▶ Task material

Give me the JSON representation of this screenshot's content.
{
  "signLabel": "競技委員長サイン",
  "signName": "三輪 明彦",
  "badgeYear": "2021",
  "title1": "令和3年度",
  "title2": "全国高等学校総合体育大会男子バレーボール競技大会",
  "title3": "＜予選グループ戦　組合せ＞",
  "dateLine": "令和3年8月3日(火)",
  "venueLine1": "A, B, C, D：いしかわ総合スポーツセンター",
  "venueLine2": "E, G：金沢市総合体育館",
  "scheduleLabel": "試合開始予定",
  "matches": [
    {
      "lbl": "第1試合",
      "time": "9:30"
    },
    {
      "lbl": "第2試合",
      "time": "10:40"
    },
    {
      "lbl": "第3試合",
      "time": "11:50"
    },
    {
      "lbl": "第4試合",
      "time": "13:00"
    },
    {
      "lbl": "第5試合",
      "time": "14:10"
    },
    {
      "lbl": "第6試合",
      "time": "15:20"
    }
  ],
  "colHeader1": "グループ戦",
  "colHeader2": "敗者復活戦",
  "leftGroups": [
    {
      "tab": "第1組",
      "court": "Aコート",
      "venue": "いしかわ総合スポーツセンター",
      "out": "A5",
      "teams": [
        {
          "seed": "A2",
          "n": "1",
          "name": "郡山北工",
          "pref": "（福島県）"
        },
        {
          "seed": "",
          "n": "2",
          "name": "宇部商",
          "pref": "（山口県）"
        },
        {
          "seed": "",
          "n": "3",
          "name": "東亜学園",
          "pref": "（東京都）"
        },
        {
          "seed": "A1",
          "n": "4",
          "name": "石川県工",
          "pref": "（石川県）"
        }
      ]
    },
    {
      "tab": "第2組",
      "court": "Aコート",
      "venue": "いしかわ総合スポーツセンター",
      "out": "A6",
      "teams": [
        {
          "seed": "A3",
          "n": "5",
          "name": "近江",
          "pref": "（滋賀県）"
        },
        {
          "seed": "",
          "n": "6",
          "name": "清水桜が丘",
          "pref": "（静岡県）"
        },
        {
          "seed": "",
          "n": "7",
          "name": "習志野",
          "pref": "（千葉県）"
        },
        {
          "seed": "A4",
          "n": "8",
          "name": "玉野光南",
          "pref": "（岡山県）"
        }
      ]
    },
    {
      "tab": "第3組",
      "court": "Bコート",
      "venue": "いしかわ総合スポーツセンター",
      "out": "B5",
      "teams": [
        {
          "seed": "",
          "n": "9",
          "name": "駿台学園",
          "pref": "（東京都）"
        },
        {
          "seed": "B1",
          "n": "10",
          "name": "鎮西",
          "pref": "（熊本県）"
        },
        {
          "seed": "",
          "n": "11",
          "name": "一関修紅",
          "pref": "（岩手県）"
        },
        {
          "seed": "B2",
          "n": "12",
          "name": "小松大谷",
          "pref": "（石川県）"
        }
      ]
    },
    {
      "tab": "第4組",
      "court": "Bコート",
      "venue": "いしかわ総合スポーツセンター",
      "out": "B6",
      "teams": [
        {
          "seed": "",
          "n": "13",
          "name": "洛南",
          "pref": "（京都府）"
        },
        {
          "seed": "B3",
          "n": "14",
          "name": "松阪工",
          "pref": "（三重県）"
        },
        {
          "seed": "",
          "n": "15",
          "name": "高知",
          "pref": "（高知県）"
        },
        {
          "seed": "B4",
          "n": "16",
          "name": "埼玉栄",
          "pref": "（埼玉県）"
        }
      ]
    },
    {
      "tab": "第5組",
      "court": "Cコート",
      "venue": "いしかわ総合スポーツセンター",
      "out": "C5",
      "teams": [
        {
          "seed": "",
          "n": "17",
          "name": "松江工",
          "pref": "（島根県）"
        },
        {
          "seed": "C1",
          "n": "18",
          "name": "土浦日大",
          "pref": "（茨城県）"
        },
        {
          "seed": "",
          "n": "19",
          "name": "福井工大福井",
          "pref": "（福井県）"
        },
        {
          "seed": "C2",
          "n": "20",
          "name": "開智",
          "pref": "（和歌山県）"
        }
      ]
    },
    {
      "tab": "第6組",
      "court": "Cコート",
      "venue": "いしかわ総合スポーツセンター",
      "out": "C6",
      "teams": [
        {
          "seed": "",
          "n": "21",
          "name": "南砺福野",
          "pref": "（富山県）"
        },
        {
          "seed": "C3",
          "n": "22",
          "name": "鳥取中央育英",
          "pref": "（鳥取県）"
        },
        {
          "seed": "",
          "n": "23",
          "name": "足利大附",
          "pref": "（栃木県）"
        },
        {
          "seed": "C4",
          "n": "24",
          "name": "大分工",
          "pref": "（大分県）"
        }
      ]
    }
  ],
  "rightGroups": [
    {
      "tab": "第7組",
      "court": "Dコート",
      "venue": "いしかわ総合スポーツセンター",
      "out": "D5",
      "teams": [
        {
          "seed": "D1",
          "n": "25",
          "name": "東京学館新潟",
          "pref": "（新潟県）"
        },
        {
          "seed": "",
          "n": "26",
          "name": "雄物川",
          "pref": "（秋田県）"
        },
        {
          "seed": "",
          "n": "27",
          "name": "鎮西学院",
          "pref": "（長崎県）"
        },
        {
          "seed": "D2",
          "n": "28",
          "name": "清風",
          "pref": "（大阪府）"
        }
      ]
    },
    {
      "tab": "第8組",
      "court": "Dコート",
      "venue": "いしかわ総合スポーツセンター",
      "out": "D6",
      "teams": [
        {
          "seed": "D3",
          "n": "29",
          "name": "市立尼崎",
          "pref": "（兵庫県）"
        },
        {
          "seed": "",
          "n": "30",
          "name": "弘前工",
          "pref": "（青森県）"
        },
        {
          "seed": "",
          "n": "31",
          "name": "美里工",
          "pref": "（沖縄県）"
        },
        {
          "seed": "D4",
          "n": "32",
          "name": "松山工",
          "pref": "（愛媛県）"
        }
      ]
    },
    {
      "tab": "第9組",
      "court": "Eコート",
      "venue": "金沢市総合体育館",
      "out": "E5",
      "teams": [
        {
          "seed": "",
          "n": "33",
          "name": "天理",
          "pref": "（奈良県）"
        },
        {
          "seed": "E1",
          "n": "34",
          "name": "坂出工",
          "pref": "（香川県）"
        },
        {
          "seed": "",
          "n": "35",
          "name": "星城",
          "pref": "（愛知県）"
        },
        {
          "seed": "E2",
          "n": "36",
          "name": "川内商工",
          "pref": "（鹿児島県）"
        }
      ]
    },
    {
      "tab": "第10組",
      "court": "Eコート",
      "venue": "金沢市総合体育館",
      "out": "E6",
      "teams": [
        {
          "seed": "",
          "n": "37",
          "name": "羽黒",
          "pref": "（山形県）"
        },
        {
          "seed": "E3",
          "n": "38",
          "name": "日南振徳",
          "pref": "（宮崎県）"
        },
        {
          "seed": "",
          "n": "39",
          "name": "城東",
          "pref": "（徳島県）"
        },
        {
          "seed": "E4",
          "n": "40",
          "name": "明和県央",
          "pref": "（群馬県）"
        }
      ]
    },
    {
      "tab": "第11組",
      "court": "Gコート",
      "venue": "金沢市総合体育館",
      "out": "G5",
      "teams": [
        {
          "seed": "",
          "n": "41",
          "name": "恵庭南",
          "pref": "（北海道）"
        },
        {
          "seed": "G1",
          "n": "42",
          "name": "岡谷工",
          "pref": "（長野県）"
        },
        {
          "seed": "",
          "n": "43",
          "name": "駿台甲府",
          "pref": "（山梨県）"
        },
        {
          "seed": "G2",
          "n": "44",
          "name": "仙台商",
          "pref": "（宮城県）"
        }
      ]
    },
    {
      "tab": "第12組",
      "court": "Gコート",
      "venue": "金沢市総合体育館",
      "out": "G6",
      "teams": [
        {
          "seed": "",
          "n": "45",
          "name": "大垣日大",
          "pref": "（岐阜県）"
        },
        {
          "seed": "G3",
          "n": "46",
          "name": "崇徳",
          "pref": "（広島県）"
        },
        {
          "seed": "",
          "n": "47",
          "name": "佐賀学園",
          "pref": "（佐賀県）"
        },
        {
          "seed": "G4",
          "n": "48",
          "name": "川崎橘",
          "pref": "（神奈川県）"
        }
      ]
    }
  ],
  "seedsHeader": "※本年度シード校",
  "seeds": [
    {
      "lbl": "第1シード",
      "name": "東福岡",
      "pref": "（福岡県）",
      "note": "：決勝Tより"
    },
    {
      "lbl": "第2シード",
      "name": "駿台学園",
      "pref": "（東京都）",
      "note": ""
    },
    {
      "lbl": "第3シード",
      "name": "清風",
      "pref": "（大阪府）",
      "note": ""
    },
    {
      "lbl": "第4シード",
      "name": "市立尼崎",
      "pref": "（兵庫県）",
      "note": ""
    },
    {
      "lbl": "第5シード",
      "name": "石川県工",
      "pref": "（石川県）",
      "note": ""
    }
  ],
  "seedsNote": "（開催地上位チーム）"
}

▶ Given problem
Give the number of lines in the material above that have the word "time" in them, and nothing more.

▶ Exercise response
6